## REQUIRED WORK
Copy out every line exactly as given.

INFORMATION SUPPLIED start

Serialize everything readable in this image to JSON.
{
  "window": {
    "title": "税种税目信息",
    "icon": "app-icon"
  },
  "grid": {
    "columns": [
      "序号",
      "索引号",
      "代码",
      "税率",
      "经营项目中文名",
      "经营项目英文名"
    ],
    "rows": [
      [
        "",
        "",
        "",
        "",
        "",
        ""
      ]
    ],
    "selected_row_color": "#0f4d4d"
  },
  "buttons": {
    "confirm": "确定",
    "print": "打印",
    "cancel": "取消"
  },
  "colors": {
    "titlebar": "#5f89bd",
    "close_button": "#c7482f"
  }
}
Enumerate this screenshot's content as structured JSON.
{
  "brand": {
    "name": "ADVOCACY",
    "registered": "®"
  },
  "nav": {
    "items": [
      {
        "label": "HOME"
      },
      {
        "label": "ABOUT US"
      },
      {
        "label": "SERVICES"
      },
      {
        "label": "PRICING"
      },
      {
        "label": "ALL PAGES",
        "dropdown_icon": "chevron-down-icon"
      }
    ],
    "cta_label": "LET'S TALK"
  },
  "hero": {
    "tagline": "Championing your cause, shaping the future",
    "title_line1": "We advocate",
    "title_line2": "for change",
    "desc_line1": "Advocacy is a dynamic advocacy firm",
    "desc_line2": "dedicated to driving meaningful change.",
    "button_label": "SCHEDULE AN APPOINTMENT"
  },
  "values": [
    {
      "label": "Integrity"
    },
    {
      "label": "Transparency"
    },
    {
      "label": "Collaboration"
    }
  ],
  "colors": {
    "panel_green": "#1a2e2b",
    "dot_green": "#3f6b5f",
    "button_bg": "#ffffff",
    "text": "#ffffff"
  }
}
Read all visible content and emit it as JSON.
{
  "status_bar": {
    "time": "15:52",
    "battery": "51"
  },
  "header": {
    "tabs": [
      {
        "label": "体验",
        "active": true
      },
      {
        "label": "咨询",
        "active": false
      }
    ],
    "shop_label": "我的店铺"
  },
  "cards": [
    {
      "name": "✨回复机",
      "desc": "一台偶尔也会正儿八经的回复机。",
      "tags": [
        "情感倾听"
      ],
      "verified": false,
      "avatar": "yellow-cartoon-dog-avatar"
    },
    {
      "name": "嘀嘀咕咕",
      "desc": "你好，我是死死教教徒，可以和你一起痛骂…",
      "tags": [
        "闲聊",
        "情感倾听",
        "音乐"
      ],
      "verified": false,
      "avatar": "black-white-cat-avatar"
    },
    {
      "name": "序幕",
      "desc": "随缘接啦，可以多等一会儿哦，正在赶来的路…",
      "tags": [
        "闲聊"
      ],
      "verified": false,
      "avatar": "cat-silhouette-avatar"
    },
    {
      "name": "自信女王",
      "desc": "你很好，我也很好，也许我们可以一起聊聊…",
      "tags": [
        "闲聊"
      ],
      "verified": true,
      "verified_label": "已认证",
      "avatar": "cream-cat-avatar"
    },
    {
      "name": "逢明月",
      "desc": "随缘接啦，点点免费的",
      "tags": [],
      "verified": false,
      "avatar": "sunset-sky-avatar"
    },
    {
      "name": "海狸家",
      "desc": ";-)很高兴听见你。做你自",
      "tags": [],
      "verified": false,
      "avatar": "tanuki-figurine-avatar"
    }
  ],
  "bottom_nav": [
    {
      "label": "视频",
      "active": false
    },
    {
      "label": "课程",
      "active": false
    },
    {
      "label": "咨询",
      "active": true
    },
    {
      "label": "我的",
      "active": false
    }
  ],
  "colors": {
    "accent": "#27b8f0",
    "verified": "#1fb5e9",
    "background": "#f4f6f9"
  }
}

INFORMATION SUPPLIED end

## SOLUTION
Serialize everything readable in this image to JSON.
{
  "window": {
    "title": "税种税目信息",
    "icon": "app-icon"
  },
  "grid": {
    "columns": [
      "序号",
      "索引号",
      "代码",
      "税率",
      "经营项目中文名",
      "经营项目英文名"
    ],
    "rows": [
      [
        "",
        "",
        "",
        "",
        "",
        ""
      ]
    ],
    "selected_row_color": "#0f4d4d"
  },
  "buttons": {
    "confirm": "确定",
    "print": "打印",
    "cancel": "取消"
  },
  "colors": {
    "titlebar": "#5f89bd",
    "close_button": "#c7482f"
  }
}
Enumerate this screenshot's content as structured JSON.
{
  "brand": {
    "name": "ADVOCACY",
    "registered": "®"
  },
  "nav": {
    "items": [
      {
        "label": "HOME"
      },
      {
        "label": "ABOUT US"
      },
      {
        "label": "SERVICES"
      },
      {
        "label": "PRICING"
      },
      {
        "label": "ALL PAGES",
        "dropdown_icon": "chevron-down-icon"
      }
    ],
    "cta_label": "LET'S TALK"
  },
  "hero": {
    "tagline": "Championing your cause, shaping the future",
    "title_line1": "We advocate",
    "title_line2": "for change",
    "desc_line1": "Advocacy is a dynamic advocacy firm",
    "desc_line2": "dedicated to driving meaningful change.",
    "button_label": "SCHEDULE AN APPOINTMENT"
  },
  "values": [
    {
      "label": "Integrity"
    },
    {
      "label": "Transparency"
    },
    {
      "label": "Collaboration"
    }
  ],
  "colors": {
    "panel_green": "#1a2e2b",
    "dot_green": "#3f6b5f",
    "button_bg": "#ffffff",
    "text": "#ffffff"
  }
}
Read all visible content and emit it as JSON.
{
  "status_bar": {
    "time": "15:52",
    "battery": "51"
  },
  "header": {
    "tabs": [
      {
        "label": "体验",
        "active": true
      },
      {
        "label": "咨询",
        "active": false
      }
    ],
    "shop_label": "我的店铺"
  },
  "cards": [
    {
      "name": "✨回复机",
      "desc": "一台偶尔也会正儿八经的回复机。",
      "tags": [
        "情感倾听"
      ],
      "verified": false,
      "avatar": "yellow-cartoon-dog-avatar"
    },
    {
      "name": "嘀嘀咕咕",
      "desc": "你好，我是死死教教徒，可以和你一起痛骂…",
      "tags": [
        "闲聊",
        "情感倾听",
        "音乐"
      ],
      "verified": false,
      "avatar": "black-white-cat-avatar"
    },
    {
      "name": "序幕",
      "desc": "随缘接啦，可以多等一会儿哦，正在赶来的路…",
      "tags": [
        "闲聊"
      ],
      "verified": false,
      "avatar": "cat-silhouette-avatar"
    },
    {
      "name": "自信女王",
      "desc": "你很好，我也很好，也许我们可以一起聊聊…",
      "tags": [
        "闲聊"
      ],
      "verified": true,
      "verified_label": "已认证",
      "avatar": "cream-cat-avatar"
    },
    {
      "name": "逢明月",
      "desc": "随缘接啦，点点免费的",
      "tags": [],
      "verified": false,
      "avatar": "sunset-sky-avatar"
    },
    {
      "name": "海狸家",
      "desc": ";-)很高兴听见你。做你自",
      "tags": [],
      "verified": false,
      "avatar": "tanuki-figurine-avatar"
    }
  ],
  "bottom_nav": [
    {
      "label": "视频",
      "active": false
    },
    {
      "label": "课程",
      "active": false
    },
    {
      "label": "咨询",
      "active": true
    },
    {
      "label": "我的",
      "active": false
    }
  ],
  "colors": {
    "accent": "#27b8f0",
    "verified": "#1fb5e9",
    "background": "#f4f6f9"
  }
}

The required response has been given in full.